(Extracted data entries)
START

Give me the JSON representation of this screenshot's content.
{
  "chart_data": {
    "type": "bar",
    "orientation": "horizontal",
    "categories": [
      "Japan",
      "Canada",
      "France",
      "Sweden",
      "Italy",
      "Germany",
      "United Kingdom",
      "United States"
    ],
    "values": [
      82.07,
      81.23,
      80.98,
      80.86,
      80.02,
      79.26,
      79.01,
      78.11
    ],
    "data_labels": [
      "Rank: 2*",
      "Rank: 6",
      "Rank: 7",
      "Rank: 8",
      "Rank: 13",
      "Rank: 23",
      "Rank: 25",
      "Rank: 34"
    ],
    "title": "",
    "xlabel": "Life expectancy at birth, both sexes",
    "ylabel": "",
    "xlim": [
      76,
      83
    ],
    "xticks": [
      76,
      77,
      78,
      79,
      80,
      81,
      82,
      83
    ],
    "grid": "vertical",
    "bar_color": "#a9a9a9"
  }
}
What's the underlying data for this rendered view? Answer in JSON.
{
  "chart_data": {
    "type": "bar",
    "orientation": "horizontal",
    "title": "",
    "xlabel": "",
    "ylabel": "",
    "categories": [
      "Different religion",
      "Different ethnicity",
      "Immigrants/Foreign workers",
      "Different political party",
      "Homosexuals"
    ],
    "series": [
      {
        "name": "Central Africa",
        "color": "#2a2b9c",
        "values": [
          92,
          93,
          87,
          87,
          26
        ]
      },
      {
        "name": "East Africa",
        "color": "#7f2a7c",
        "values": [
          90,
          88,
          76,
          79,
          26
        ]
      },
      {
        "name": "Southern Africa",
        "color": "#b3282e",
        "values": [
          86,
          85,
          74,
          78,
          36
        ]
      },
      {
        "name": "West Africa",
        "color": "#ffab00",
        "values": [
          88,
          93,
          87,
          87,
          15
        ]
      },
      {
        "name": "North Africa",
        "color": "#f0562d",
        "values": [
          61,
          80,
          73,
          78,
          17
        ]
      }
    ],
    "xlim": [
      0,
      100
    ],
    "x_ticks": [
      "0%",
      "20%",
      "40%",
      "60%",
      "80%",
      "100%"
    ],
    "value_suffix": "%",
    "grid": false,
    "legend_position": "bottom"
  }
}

END
START

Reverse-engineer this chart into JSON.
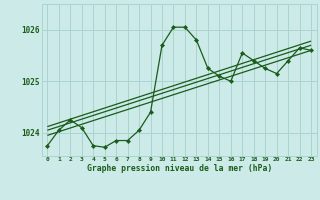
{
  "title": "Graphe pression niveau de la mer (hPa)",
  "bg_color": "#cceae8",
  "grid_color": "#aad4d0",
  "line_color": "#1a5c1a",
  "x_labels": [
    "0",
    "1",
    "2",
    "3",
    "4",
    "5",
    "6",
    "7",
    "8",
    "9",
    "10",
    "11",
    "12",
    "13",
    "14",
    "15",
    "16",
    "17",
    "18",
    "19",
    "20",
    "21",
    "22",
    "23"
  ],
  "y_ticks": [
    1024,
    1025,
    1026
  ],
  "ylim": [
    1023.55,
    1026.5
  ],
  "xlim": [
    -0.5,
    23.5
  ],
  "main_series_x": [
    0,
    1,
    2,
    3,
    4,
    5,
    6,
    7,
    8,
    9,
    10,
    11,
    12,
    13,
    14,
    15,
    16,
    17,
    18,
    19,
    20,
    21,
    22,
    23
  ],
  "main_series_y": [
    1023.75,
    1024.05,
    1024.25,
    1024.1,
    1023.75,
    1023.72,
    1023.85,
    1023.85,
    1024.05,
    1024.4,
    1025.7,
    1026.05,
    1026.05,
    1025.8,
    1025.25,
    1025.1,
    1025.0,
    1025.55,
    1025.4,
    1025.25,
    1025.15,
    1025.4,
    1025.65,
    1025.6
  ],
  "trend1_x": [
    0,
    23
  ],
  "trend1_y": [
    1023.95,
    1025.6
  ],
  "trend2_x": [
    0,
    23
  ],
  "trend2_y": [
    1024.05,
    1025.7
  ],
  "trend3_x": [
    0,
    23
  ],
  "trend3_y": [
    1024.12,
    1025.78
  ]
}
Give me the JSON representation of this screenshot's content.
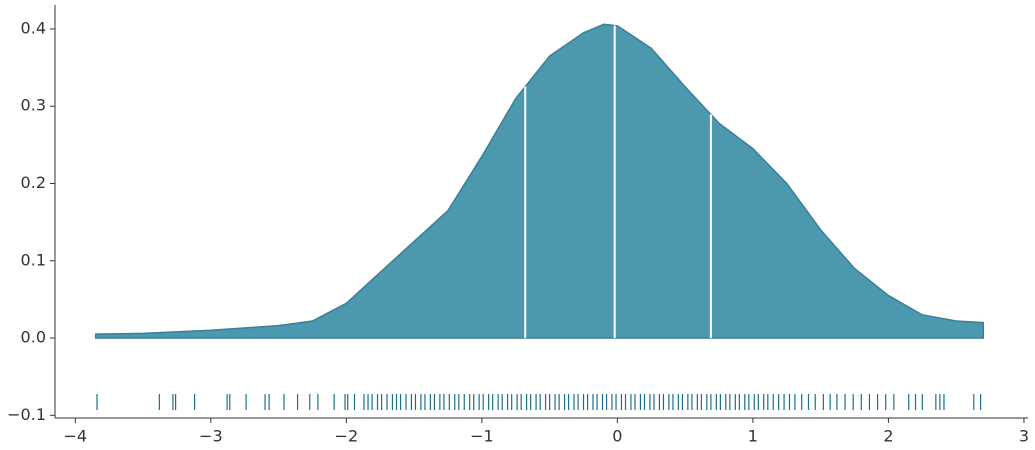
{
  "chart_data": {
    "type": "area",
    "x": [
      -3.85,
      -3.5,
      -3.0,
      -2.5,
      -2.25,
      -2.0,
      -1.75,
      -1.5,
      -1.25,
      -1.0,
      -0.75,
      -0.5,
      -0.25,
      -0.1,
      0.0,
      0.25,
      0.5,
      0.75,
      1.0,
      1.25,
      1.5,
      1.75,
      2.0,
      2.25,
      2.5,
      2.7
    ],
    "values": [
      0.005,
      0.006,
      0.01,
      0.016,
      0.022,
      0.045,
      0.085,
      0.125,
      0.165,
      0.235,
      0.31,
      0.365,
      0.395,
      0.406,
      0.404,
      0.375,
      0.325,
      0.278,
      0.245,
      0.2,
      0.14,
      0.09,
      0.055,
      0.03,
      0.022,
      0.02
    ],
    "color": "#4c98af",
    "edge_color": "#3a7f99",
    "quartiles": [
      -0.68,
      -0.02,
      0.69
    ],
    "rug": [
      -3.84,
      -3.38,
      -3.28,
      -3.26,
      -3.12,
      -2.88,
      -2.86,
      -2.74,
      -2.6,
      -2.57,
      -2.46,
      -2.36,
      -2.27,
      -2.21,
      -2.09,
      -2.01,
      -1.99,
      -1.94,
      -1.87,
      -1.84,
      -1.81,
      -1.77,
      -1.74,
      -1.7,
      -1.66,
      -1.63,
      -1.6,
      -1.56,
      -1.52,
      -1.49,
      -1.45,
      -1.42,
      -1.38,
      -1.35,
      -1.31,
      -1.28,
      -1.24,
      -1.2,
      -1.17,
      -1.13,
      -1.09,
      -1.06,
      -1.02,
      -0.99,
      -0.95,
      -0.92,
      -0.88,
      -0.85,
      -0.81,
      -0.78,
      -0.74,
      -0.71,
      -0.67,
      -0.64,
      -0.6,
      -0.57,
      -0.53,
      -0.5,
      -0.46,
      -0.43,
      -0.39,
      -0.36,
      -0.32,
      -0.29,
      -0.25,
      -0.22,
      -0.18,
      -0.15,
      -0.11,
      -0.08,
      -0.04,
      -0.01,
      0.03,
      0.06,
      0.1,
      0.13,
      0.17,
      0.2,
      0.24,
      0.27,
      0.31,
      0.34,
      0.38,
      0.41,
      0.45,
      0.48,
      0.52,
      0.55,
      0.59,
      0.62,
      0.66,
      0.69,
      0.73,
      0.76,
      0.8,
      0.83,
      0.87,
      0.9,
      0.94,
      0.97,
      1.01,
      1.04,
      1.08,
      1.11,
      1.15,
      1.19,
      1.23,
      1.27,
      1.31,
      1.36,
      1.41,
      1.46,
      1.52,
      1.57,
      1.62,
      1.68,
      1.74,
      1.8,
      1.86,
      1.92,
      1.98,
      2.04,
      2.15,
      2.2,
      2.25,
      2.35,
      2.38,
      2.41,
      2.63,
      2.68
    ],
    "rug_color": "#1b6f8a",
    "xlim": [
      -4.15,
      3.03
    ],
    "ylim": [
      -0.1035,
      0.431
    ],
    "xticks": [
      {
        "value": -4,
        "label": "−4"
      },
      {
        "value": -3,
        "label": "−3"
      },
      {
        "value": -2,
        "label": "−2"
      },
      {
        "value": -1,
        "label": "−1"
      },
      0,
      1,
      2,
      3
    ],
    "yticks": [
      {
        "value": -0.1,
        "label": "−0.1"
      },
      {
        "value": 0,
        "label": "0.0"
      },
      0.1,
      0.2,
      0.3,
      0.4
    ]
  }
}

END

GOAL: Show all lines from the listing above in which "this" appears.

RESPONSE:
Give me the JSON representation of this screenshot's content.
What's the underlying data for this rendered view? Answer in JSON.
Reverse-engineer this chart into JSON.
Give me the JSON representation of this screenshot's content.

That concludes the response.